* **What to work on**:
Look through the data for the string "atun". Copy every line where it is found.

(Data excerpts)
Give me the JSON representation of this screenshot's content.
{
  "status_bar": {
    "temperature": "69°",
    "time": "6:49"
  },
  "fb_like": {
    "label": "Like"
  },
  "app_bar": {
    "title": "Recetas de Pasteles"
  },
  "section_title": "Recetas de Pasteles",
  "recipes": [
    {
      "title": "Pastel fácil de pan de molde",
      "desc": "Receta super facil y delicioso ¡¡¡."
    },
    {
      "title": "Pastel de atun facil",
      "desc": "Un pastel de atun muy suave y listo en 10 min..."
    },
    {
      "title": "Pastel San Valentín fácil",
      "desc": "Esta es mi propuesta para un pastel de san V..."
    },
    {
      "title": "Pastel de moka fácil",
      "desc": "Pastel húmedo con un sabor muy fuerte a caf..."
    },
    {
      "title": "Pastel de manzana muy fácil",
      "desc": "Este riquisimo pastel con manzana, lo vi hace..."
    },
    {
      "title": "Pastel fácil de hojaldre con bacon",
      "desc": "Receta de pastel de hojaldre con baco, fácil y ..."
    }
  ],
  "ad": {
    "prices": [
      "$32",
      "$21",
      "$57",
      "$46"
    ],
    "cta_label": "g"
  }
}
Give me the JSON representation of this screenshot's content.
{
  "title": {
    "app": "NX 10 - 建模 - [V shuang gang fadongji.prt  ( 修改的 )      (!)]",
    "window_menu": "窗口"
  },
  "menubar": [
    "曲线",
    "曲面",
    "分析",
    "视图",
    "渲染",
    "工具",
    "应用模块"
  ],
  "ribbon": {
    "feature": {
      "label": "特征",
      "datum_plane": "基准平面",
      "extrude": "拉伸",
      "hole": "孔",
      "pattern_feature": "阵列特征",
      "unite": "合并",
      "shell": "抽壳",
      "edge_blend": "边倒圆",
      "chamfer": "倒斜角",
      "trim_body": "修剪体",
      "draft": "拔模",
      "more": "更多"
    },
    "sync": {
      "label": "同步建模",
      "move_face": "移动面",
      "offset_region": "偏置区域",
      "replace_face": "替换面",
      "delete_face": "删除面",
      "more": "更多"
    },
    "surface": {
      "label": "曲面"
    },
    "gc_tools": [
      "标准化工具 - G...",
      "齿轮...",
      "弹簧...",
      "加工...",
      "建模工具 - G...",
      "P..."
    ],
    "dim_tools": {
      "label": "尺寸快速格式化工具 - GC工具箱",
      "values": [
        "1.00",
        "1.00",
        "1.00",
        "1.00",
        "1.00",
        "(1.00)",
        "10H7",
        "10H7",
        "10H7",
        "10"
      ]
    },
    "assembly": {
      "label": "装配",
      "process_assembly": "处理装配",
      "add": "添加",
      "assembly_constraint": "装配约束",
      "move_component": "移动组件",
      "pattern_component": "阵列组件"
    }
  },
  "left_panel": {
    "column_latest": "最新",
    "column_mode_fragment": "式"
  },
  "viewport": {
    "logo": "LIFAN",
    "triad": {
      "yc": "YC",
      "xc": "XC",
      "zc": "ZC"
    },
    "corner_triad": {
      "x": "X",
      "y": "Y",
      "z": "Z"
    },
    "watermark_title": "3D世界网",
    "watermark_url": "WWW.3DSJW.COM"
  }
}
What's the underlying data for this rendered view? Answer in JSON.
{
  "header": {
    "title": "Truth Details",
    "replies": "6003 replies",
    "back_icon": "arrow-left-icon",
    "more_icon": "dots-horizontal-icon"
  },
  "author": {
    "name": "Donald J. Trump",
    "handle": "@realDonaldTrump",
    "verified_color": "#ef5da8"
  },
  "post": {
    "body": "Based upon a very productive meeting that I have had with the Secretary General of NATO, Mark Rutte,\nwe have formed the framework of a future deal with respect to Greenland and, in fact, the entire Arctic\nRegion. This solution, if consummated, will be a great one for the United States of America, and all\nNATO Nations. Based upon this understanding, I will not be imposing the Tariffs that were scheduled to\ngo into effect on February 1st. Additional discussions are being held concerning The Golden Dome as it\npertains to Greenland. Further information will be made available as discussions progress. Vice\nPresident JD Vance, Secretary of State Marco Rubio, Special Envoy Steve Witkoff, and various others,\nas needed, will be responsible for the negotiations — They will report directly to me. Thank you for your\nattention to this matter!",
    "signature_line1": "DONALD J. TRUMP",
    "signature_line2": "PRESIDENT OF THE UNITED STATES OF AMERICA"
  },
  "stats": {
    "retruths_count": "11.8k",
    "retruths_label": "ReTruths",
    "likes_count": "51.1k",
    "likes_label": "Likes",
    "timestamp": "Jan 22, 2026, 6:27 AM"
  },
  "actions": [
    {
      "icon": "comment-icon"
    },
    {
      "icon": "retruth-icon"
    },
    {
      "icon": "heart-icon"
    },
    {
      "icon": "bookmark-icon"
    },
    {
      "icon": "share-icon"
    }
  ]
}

* **Full answer**:
      "title": "Pastel de atun facil",
      "desc": "Un pastel de atun muy suave y listo en 10 min..."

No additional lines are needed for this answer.